## PROBLEM TO SOLVE
Pull out every line with the word "amount".

-- BEGIN --

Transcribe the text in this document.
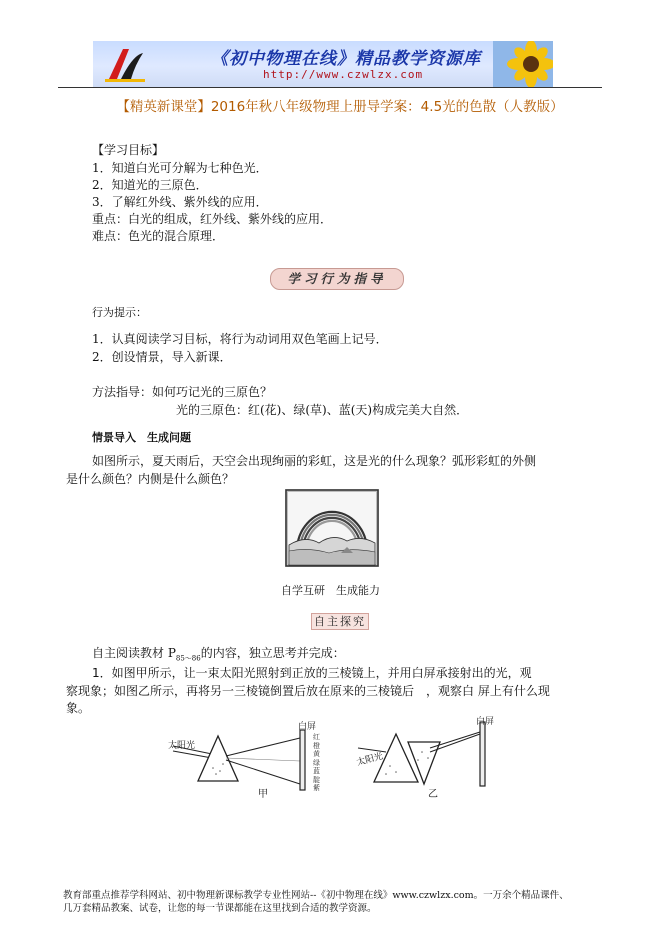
《初中物理在线》精品教学资源库
http://www.czwlzx.com
【精英新课堂】2016年秋八年级物理上册导学案：4.5光的色散（人教版）
【学习目标】
1．知道白光可分解为七种色光．
2．知道光的三原色．
3．了解红外线、紫外线的应用．
重点：白光的组成，红外线、紫外线的应用．
难点：色光的混合原理．
学习行为指导
行为提示：
1．认真阅读学习目标，将行为动词用双色笔画上记号．
2．创设情景，导入新课．
方法指导：如何巧记光的三原色？
光的三原色：红(花)、绿(草)、蓝(天)构成完美大自然．
情景导入　生成问题
如图所示，夏天雨后，天空会出现绚丽的彩虹，这是光的什么现象？弧形彩虹的外侧
是什么颜色？内侧是什么颜色？
自学互研　生成能力
自主探究
自主阅读教材 $P_{85\sim 86}$的内容，独立思考并完成：
1．如图甲所示，让一束太阳光照射到正放的三棱镜上，并用白屏承接射出的光，观
察现象；如图乙所示，再将另一三棱镜倒置后放在原来的三棱镜后　，观察白 屏上有什么现
象。
太阳光
白屏
红橙黄绿蓝靛紫
甲
太阳光
白屏
乙
教育部重点推荐学科网站、初中物理新课标教学专业性网站--《初中物理在线》www.czwlzx.com。一万余个精品课件、
几万套精品教案、试卷，让您的每一节课都能在这里找到合适的教学资源。
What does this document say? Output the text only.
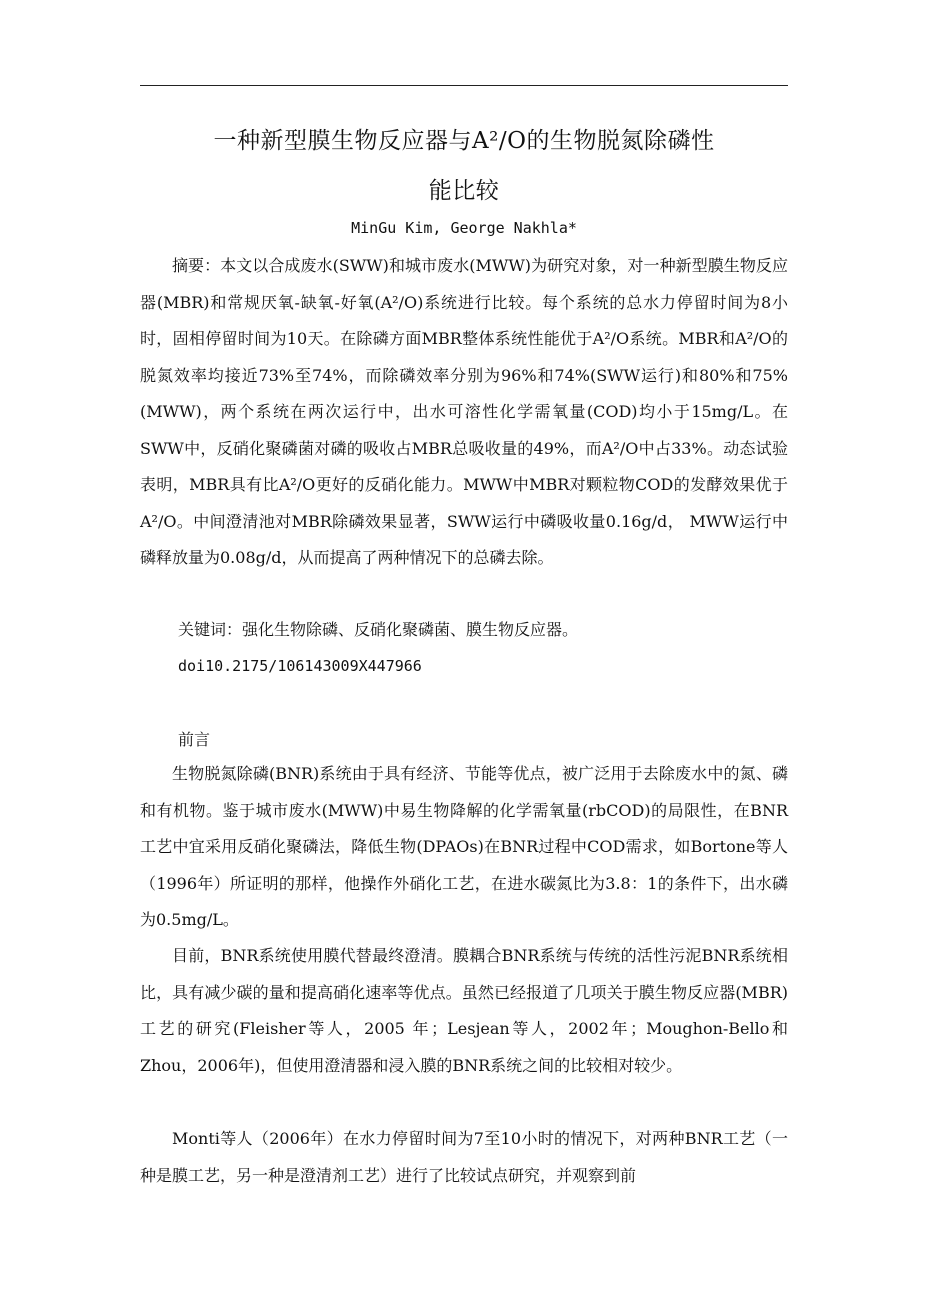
一种新型膜生物反应器与A²/O的生物脱氮除磷性
能比较
MinGu Kim, George Nakhla*

摘要：本文以合成废水(SWW)和城市废水(MWW)为研究对象，对一种新型膜生物反应器(MBR)和常规厌氧-缺氧-好氧(A²/O)系统进行比较。每个系统的总水力停留时间为8小时，固相停留时间为10天。在除磷方面MBR整体系统性能优于A²/O系统。MBR和A²/O的脱氮效率均接近73%至74%，而除磷效率分别为96%和74%(SWW运行)和80%和75%(MWW)，两个系统在两次运行中，出水可溶性化学需氧量(COD)均小于15mg/L。在SWW中，反硝化聚磷菌对磷的吸收占MBR总吸收量的49%，而A²/O中占33%。动态试验表明，MBR具有比A²/O更好的反硝化能力。MWW中MBR对颗粒物COD的发酵效果优于A²/O。中间澄清池对MBR除磷效果显著，SWW运行中磷吸收量0.16g/d， MWW运行中磷释放量为0.08g/d，从而提高了两种情况下的总磷去除。

关键词：强化生物除磷、反硝化聚磷菌、膜生物反应器。

doi10.2175/106143009X447966

前言

生物脱氮除磷(BNR)系统由于具有经济、节能等优点，被广泛用于去除废水中的氮、磷和有机物。鉴于城市废水(MWW)中易生物降解的化学需氧量(rbCOD)的局限性，在BNR工艺中宜采用反硝化聚磷法，降低生物(DPAOs)在BNR过程中COD需求，如Bortone等人（1996年）所证明的那样，他操作外硝化工艺，在进水碳氮比为3.8：1的条件下，出水磷为0.5mg/L。

目前，BNR系统使用膜代替最终澄清。膜耦合BNR系统与传统的活性污泥BNR系统相比，具有减少碳的量和提高硝化速率等优点。虽然已经报道了几项关于膜生物反应器(MBR)工艺的研究(Fleisher等人，2005 年；Lesjean等人，2002年；Moughon-Bello和Zhou，2006年)，但使用澄清器和浸入膜的BNR系统之间的比较相对较少。

Monti等人（2006年）在水力停留时间为7至10小时的情况下，对两种BNR工艺（一种是膜工艺，另一种是澄清剂工艺）进行了比较试点研究，并观察到前
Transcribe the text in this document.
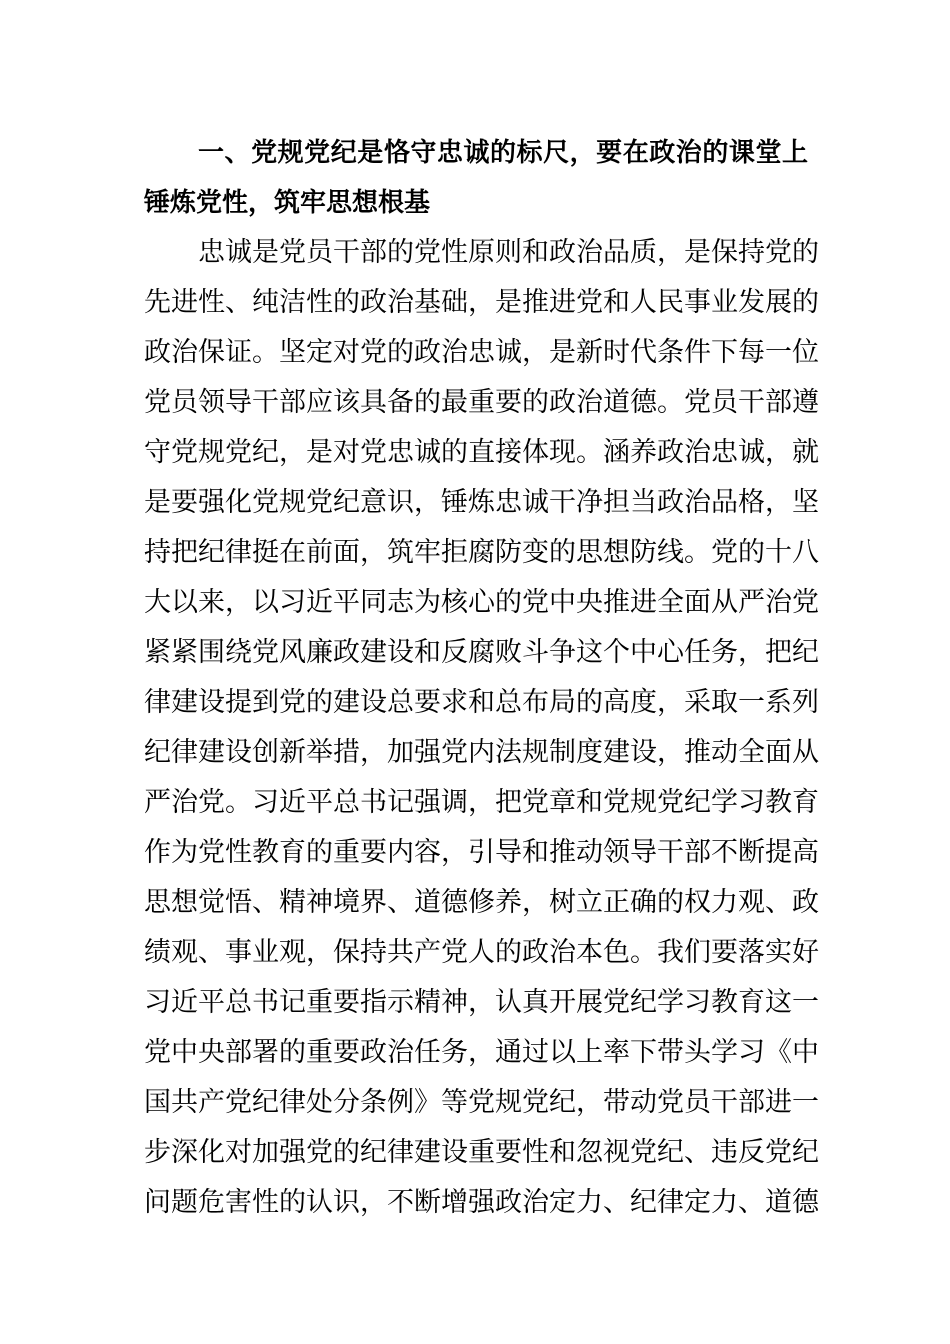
一、党规党纪是恪守忠诚的标尺，要在政治的课堂上
锤炼党性，筑牢思想根基
忠诚是党员干部的党性原则和政治品质，是保持党的
先进性、纯洁性的政治基础，是推进党和人民事业发展的
政治保证。坚定对党的政治忠诚，是新时代条件下每一位
党员领导干部应该具备的最重要的政治道德。党员干部遵
守党规党纪，是对党忠诚的直接体现。涵养政治忠诚，就
是要强化党规党纪意识，锤炼忠诚干净担当政治品格，坚
持把纪律挺在前面，筑牢拒腐防变的思想防线。党的十八
大以来，以习近平同志为核心的党中央推进全面从严治党
紧紧围绕党风廉政建设和反腐败斗争这个中心任务，把纪
律建设提到党的建设总要求和总布局的高度，采取一系列
纪律建设创新举措，加强党内法规制度建设，推动全面从
严治党。习近平总书记强调，把党章和党规党纪学习教育
作为党性教育的重要内容，引导和推动领导干部不断提高
思想觉悟、精神境界、道德修养，树立正确的权力观、政
绩观、事业观，保持共产党人的政治本色。我们要落实好
习近平总书记重要指示精神，认真开展党纪学习教育这一
党中央部署的重要政治任务，通过以上率下带头学习《中
国共产党纪律处分条例》等党规党纪，带动党员干部进一
步深化对加强党的纪律建设重要性和忽视党纪、违反党纪
问题危害性的认识，不断增强政治定力、纪律定力、道德
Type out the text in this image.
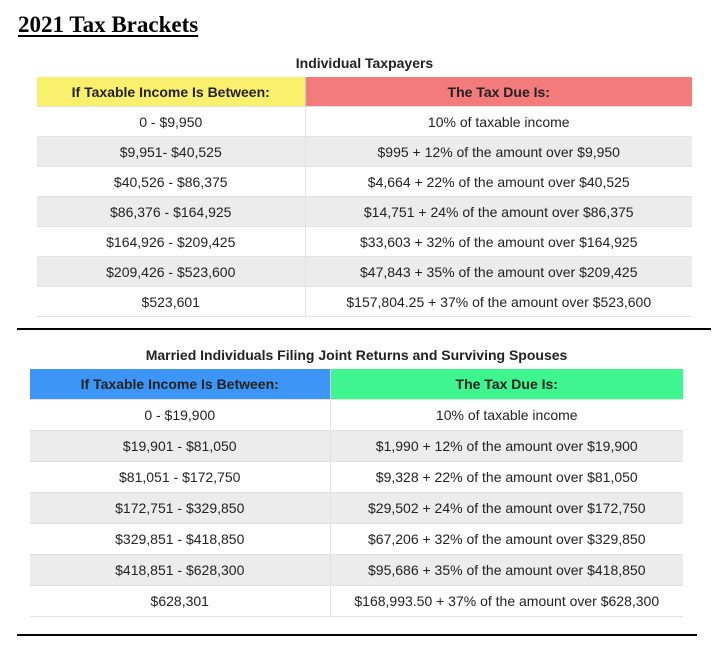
2021 Tax Brackets
Individual Taxpayers
If Taxable Income Is Between:	The Tax Due Is:
0 - $9,950	10% of taxable income
$9,951- $40,525	$995 + 12% of the amount over $9,950
$40,526 - $86,375	$4,664 + 22% of the amount over $40,525
$86,376 - $164,925	$14,751 + 24% of the amount over $86,375
$164,926 - $209,425	$33,603 + 32% of the amount over $164,925
$209,426 - $523,600	$47,843 + 35% of the amount over $209,425
$523,601	$157,804.25 + 37% of the amount over $523,600
Married Individuals Filing Joint Returns and Surviving Spouses
If Taxable Income Is Between:	The Tax Due Is:
0 - $19,900	10% of taxable income
$19,901 - $81,050	$1,990 + 12% of the amount over $19,900
$81,051 - $172,750	$9,328 + 22% of the amount over $81,050
$172,751 - $329,850	$29,502 + 24% of the amount over $172,750
$329,851 - $418,850	$67,206 + 32% of the amount over $329,850
$418,851 - $628,300	$95,686 + 35% of the amount over $418,850
$628,301	$168,993.50 + 37% of the amount over $628,300
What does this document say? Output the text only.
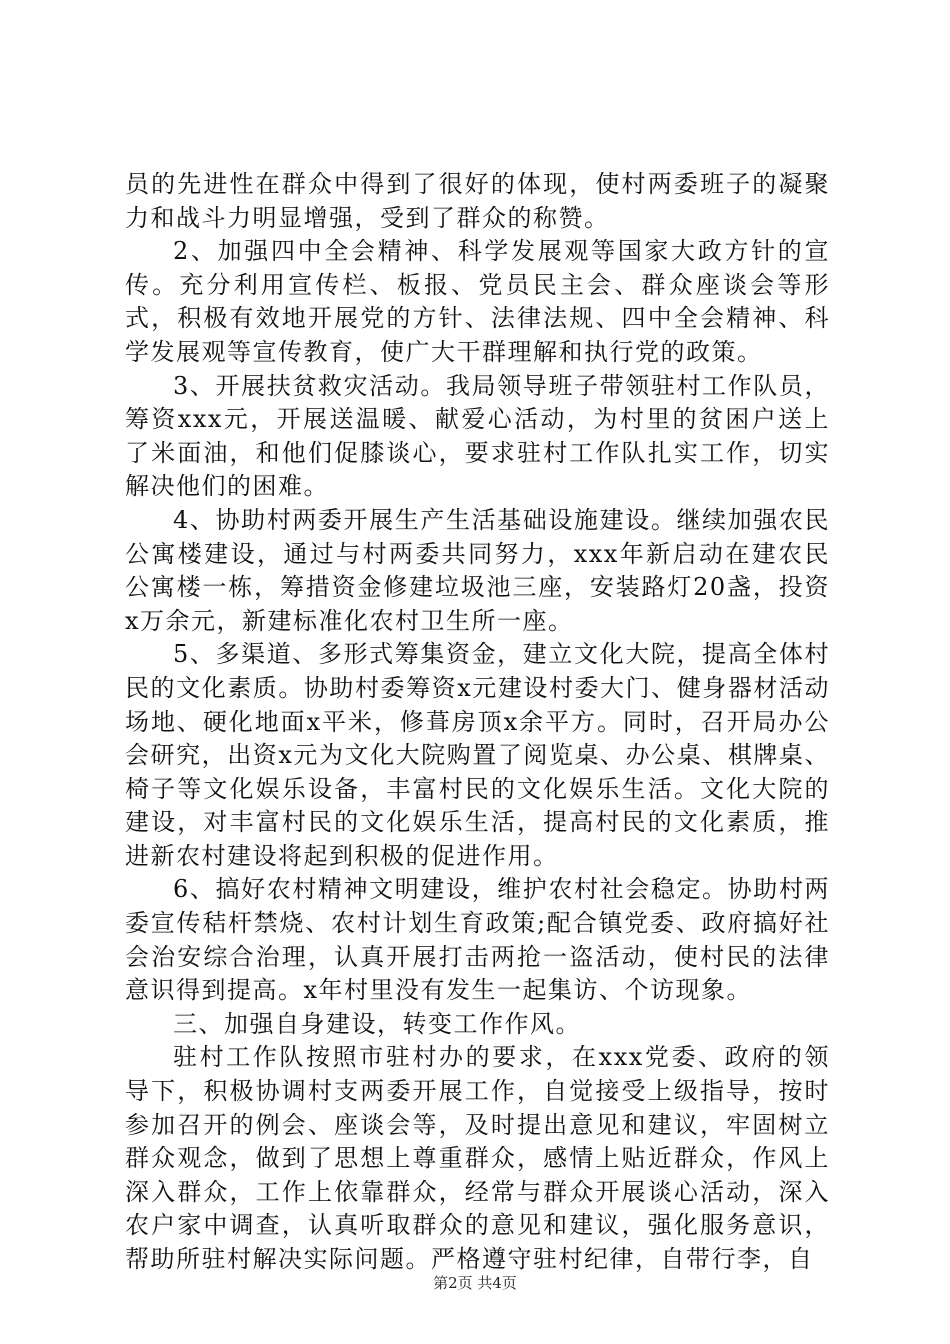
员的先进性在群众中得到了很好的体现，使村两委班子的凝聚力和战斗力明显增强，受到了群众的称赞。

2、加强四中全会精神、科学发展观等国家大政方针的宣传。充分利用宣传栏、板报、党员民主会、群众座谈会等形式，积极有效地开展党的方针、法律法规、四中全会精神、科学发展观等宣传教育，使广大干群理解和执行党的政策。

3、开展扶贫救灾活动。我局领导班子带领驻村工作队员，筹资xxx元，开展送温暖、献爱心活动，为村里的贫困户送上了米面油，和他们促膝谈心，要求驻村工作队扎实工作，切实解决他们的困难。

4、协助村两委开展生产生活基础设施建设。继续加强农民公寓楼建设，通过与村两委共同努力，xxx年新启动在建农民公寓楼一栋，筹措资金修建垃圾池三座，安装路灯20盏，投资x万余元，新建标准化农村卫生所一座。

5、多渠道、多形式筹集资金，建立文化大院，提高全体村民的文化素质。协助村委筹资x元建设村委大门、健身器材活动场地、硬化地面x平米，修葺房顶x余平方。同时，召开局办公会研究，出资x元为文化大院购置了阅览桌、办公桌、棋牌桌、椅子等文化娱乐设备，丰富村民的文化娱乐生活。文化大院的建设，对丰富村民的文化娱乐生活，提高村民的文化素质，推进新农村建设将起到积极的促进作用。

6、搞好农村精神文明建设，维护农村社会稳定。协助村两委宣传秸杆禁烧、农村计划生育政策;配合镇党委、政府搞好社会治安综合治理，认真开展打击两抢一盗活动，使村民的法律意识得到提高。x年村里没有发生一起集访、个访现象。

三、加强自身建设，转变工作作风。

驻村工作队按照市驻村办的要求，在xxx党委、政府的领导下，积极协调村支两委开展工作，自觉接受上级指导，按时参加召开的例会、座谈会等，及时提出意见和建议，牢固树立群众观念，做到了思想上尊重群众，感情上贴近群众，作风上深入群众，工作上依靠群众，经常与群众开展谈心活动，深入农户家中调查，认真听取群众的意见和建议，强化服务意识，帮助所驻村解决实际问题。严格遵守驻村纪律，自带行李，自

第2页 共4页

-- END --

## COMPLETE OUTPUT
$9,951- $40,525	$995 + 12% of the amount over $9,950
$40,526 - $86,375	$4,664 + 22% of the amount over $40,525
$86,376 - $164,925	$14,751 + 24% of the amount over $86,375
$164,926 - $209,425	$33,603 + 32% of the amount over $164,925
$209,426 - $523,600	$47,843 + 35% of the amount over $209,425
$523,601	$157,804.25 + 37% of the amount over $523,600
$19,901 - $81,050	$1,990 + 12% of the amount over $19,900
$81,051 - $172,750	$9,328 + 22% of the amount over $81,050
$172,751 - $329,850	$29,502 + 24% of the amount over $172,750
$329,851 - $418,850	$67,206 + 32% of the amount over $329,850
$418,851 - $628,300	$95,686 + 35% of the amount over $418,850
$628,301	$168,993.50 + 37% of the amount over $628,300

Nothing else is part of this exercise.